### Set problem
Using the records below, report how many lines hold "type", with no extra text.

### Data to process
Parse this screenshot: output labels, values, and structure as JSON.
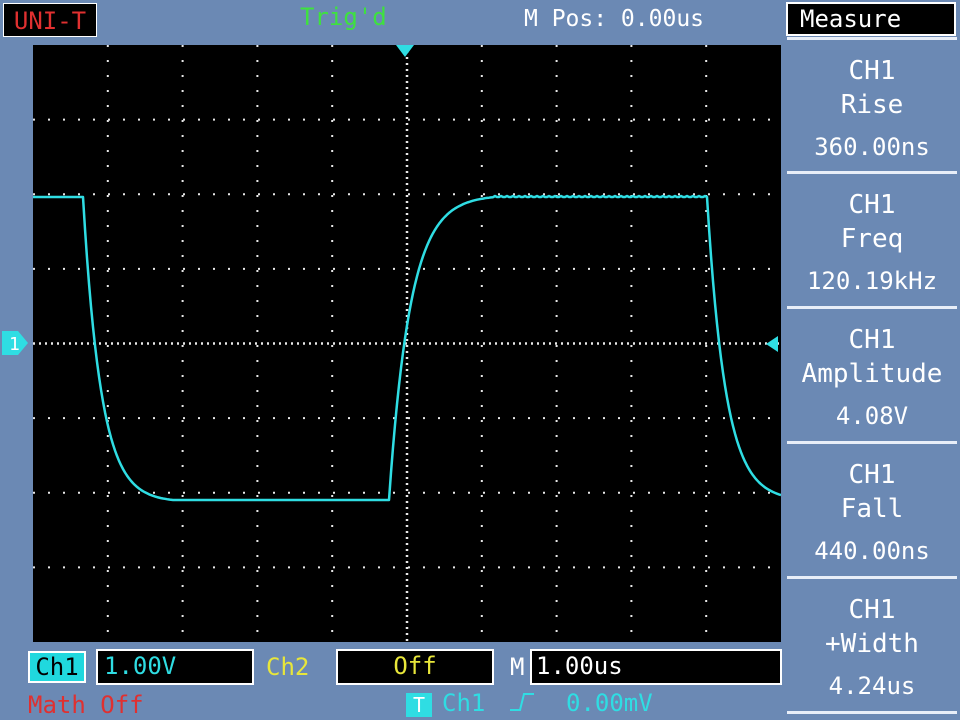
{
  "header": {
    "brand": "UNI-T",
    "trigger_status": "Trig'd",
    "m_pos": "M Pos: 0.00us"
  },
  "screen": {
    "ch1_marker": "1",
    "trace_color": "#2fdde3"
  },
  "measure": {
    "title": "Measure",
    "items": [
      {
        "source": "CH1",
        "type": "Rise",
        "value": "360.00ns"
      },
      {
        "source": "CH1",
        "type": "Freq",
        "value": "120.19kHz"
      },
      {
        "source": "CH1",
        "type": "Amplitude",
        "value": "4.08V"
      },
      {
        "source": "CH1",
        "type": "Fall",
        "value": "440.00ns"
      },
      {
        "source": "CH1",
        "type": "+Width",
        "value": "4.24us"
      }
    ]
  },
  "bottom": {
    "ch1_label": "Ch1",
    "ch1_scale": "1.00V",
    "ch2_label": "Ch2",
    "ch2_state": "Off",
    "m_label": "M",
    "timebase": "1.00us",
    "math": "Math Off",
    "trig_badge": "T",
    "trig_source": "Ch1",
    "trig_level": "0.00mV"
  },
  "colors": {
    "background": "#6b89b4",
    "trace": "#2fdde3",
    "brand": "#e03030",
    "trig": "#3ee23e",
    "ch2": "#e8e63a"
  }
}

### Response
5